What needs to be done:
Set each record down exactly, excluding all images.

---------- Recorded data ----------

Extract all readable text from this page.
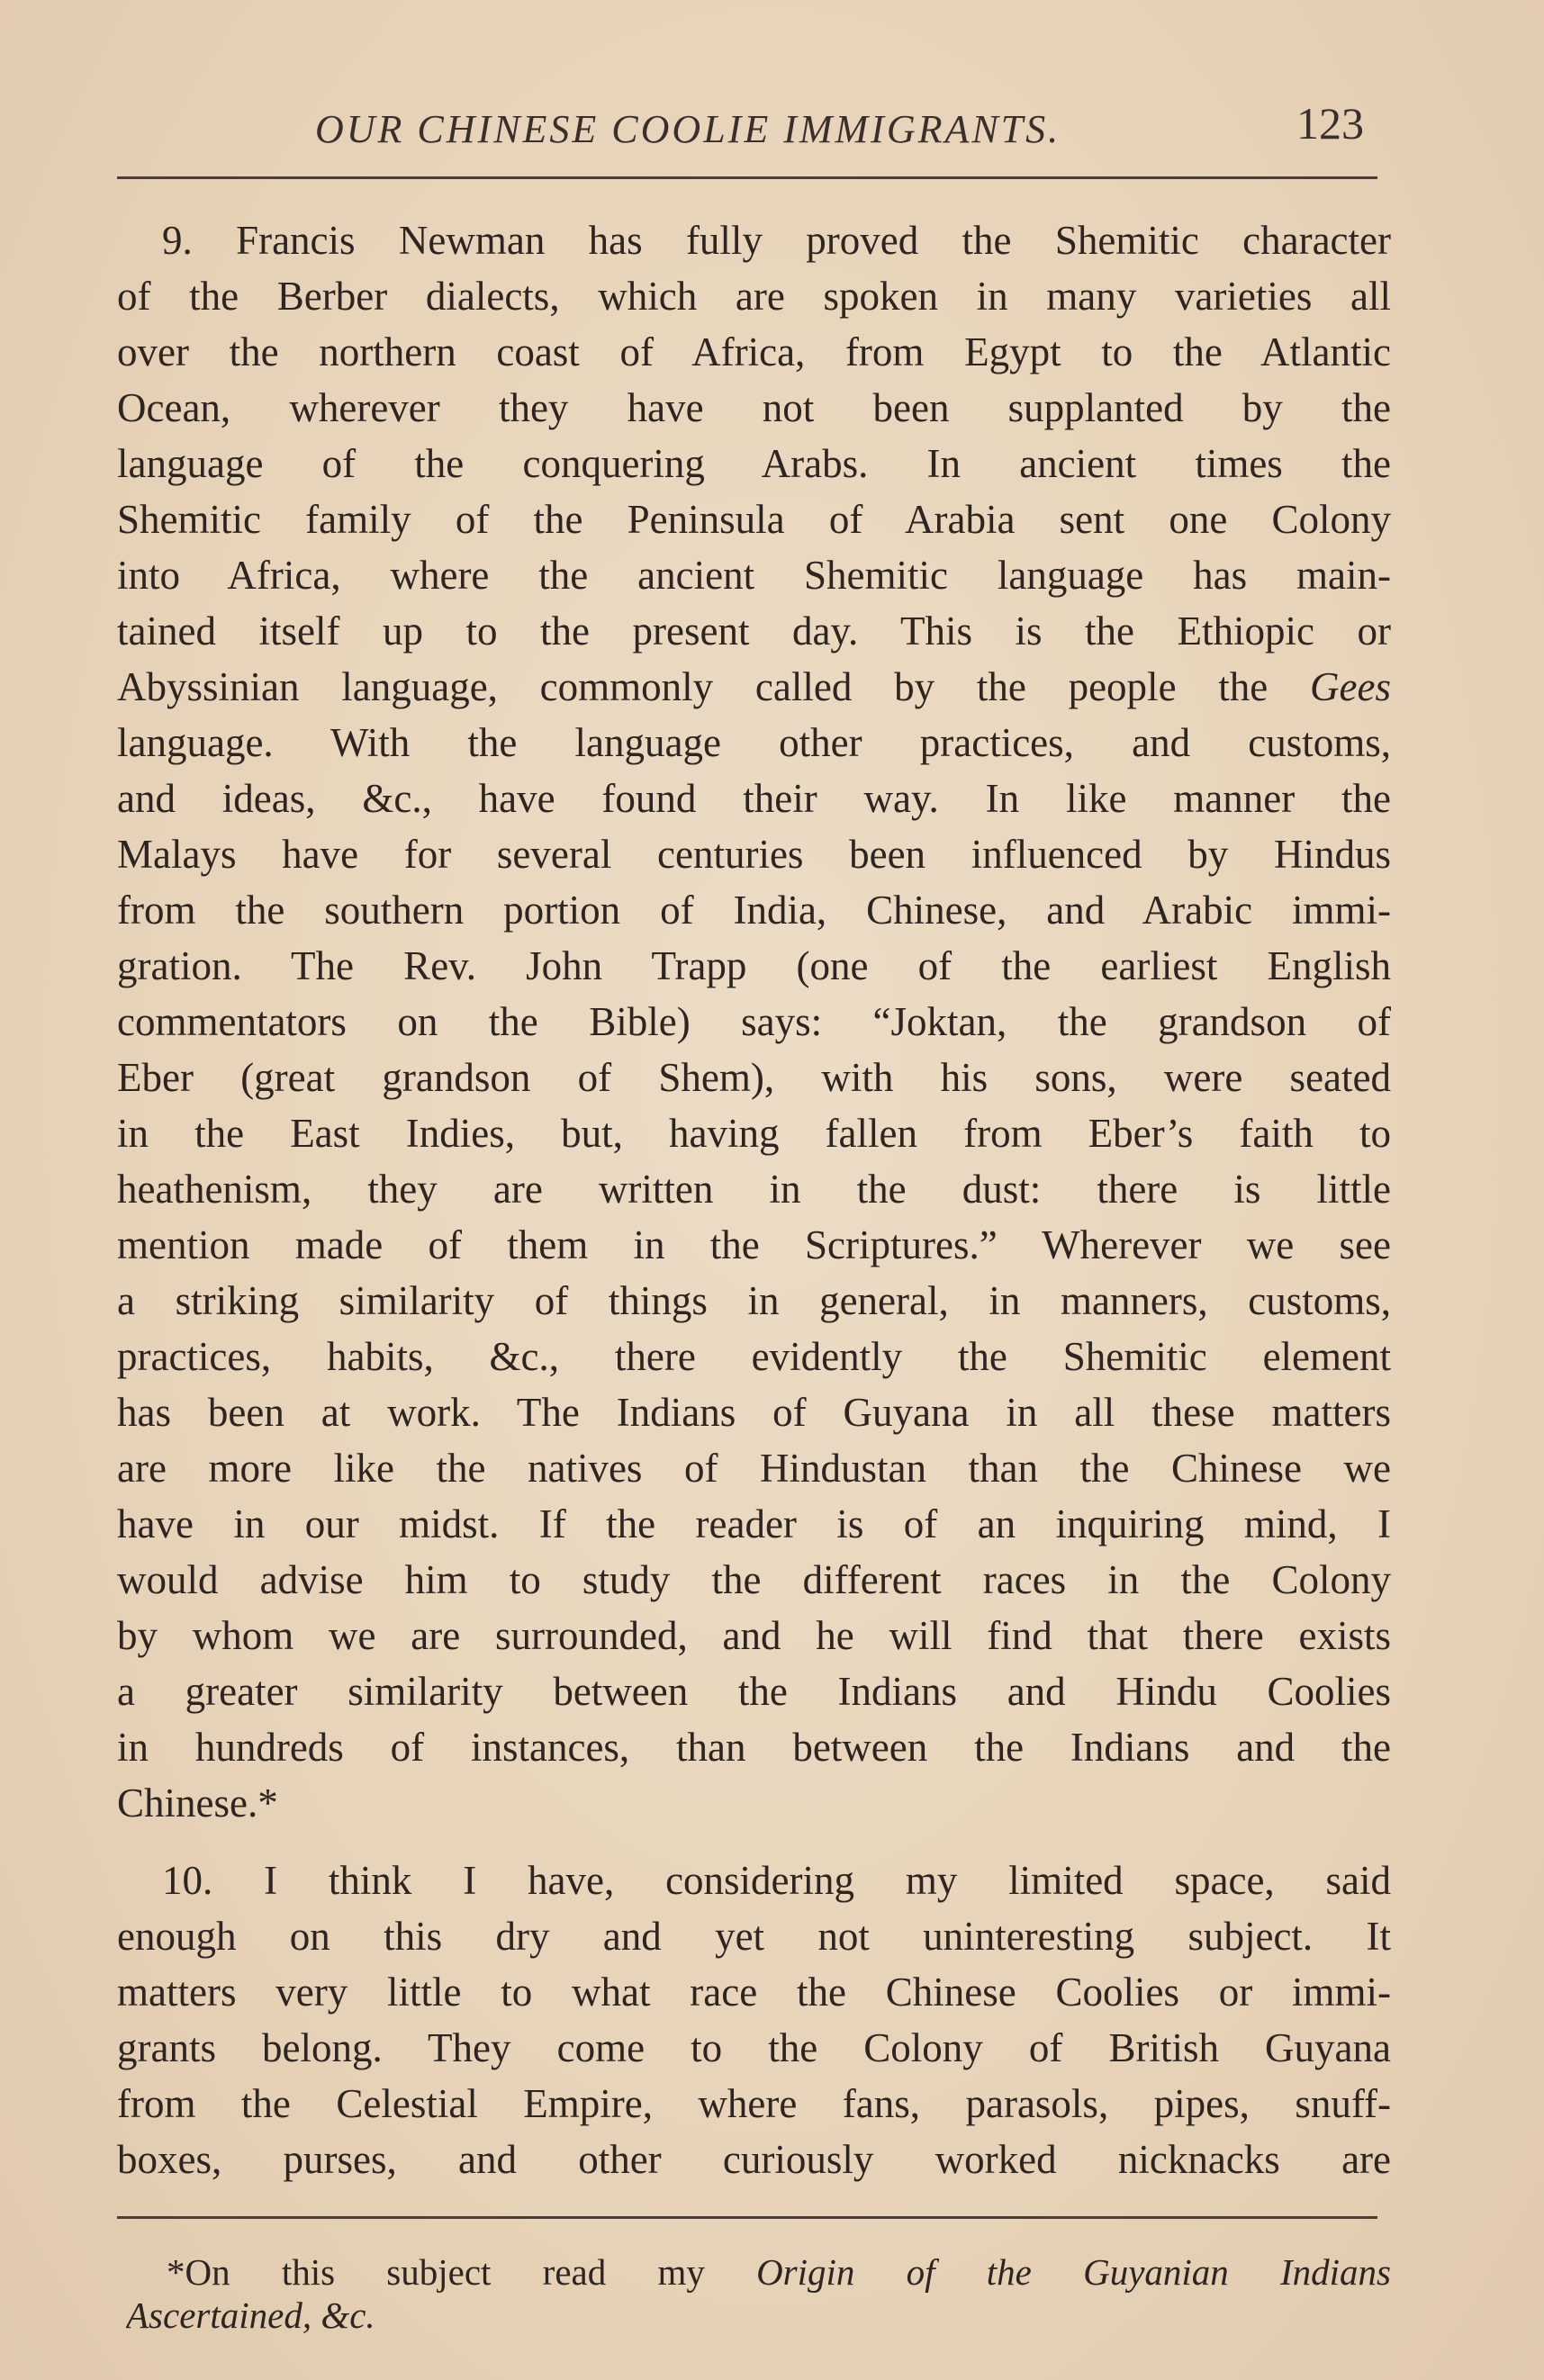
OUR CHINESE COOLIE IMMIGRANTS.	123
9. Francis Newman has fully proved the Shemitic character
of the Berber dialects, which are spoken in many varieties all
over the northern coast of Africa, from Egypt to the Atlantic
Ocean, wherever they have not been supplanted by the
language of the conquering Arabs. In ancient times the
Shemitic family of the Peninsula of Arabia sent one Colony
into Africa, where the ancient Shemitic language has main-
tained itself up to the present day. This is the Ethiopic or
Abyssinian language, commonly called by the people the Gees
language. With the language other practices, and customs,
and ideas, &c., have found their way. In like manner the
Malays have for several centuries been influenced by Hindus
from the southern portion of India, Chinese, and Arabic immi-
gration. The Rev. John Trapp (one of the earliest English
commentators on the Bible) says: “Joktan, the grandson of
Eber (great grandson of Shem), with his sons, were seated
in the East Indies, but, having fallen from Eber’s faith to
heathenism, they are written in the dust: there is little
mention made of them in the Scriptures.” Wherever we see
a striking similarity of things in general, in manners, customs,
practices, habits, &c., there evidently the Shemitic element
has been at work. The Indians of Guyana in all these matters
are more like the natives of Hindustan than the Chinese we
have in our midst. If the reader is of an inquiring mind, I
would advise him to study the different races in the Colony
by whom we are surrounded, and he will find that there exists
a greater similarity between the Indians and Hindu Coolies
in hundreds of instances, than between the Indians and the
Chinese.*
10. I think I have, considering my limited space, said
enough on this dry and yet not uninteresting subject. It
matters very little to what race the Chinese Coolies or immi-
grants belong. They come to the Colony of British Guyana
from the Celestial Empire, where fans, parasols, pipes, snuff-
boxes, purses, and other curiously worked nicknacks are
*On this subject read my Origin of the Guyanian Indians
Ascertained, &c.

----------

Complete response:
Extract all readable text from this page.
OUR CHINESE COOLIE IMMIGRANTS.	123
9. Francis Newman has fully proved the Shemitic character
of the Berber dialects, which are spoken in many varieties all
over the northern coast of Africa, from Egypt to the Atlantic
Ocean, wherever they have not been supplanted by the
language of the conquering Arabs. In ancient times the
Shemitic family of the Peninsula of Arabia sent one Colony
into Africa, where the ancient Shemitic language has main-
tained itself up to the present day. This is the Ethiopic or
Abyssinian language, commonly called by the people the Gees
language. With the language other practices, and customs,
and ideas, &c., have found their way. In like manner the
Malays have for several centuries been influenced by Hindus
from the southern portion of India, Chinese, and Arabic immi-
gration. The Rev. John Trapp (one of the earliest English
commentators on the Bible) says: “Joktan, the grandson of
Eber (great grandson of Shem), with his sons, were seated
in the East Indies, but, having fallen from Eber’s faith to
heathenism, they are written in the dust: there is little
mention made of them in the Scriptures.” Wherever we see
a striking similarity of things in general, in manners, customs,
practices, habits, &c., there evidently the Shemitic element
has been at work. The Indians of Guyana in all these matters
are more like the natives of Hindustan than the Chinese we
have in our midst. If the reader is of an inquiring mind, I
would advise him to study the different races in the Colony
by whom we are surrounded, and he will find that there exists
a greater similarity between the Indians and Hindu Coolies
in hundreds of instances, than between the Indians and the
Chinese.*
10. I think I have, considering my limited space, said
enough on this dry and yet not uninteresting subject. It
matters very little to what race the Chinese Coolies or immi-
grants belong. They come to the Colony of British Guyana
from the Celestial Empire, where fans, parasols, pipes, snuff-
boxes, purses, and other curiously worked nicknacks are
*On this subject read my Origin of the Guyanian Indians
Ascertained, &c.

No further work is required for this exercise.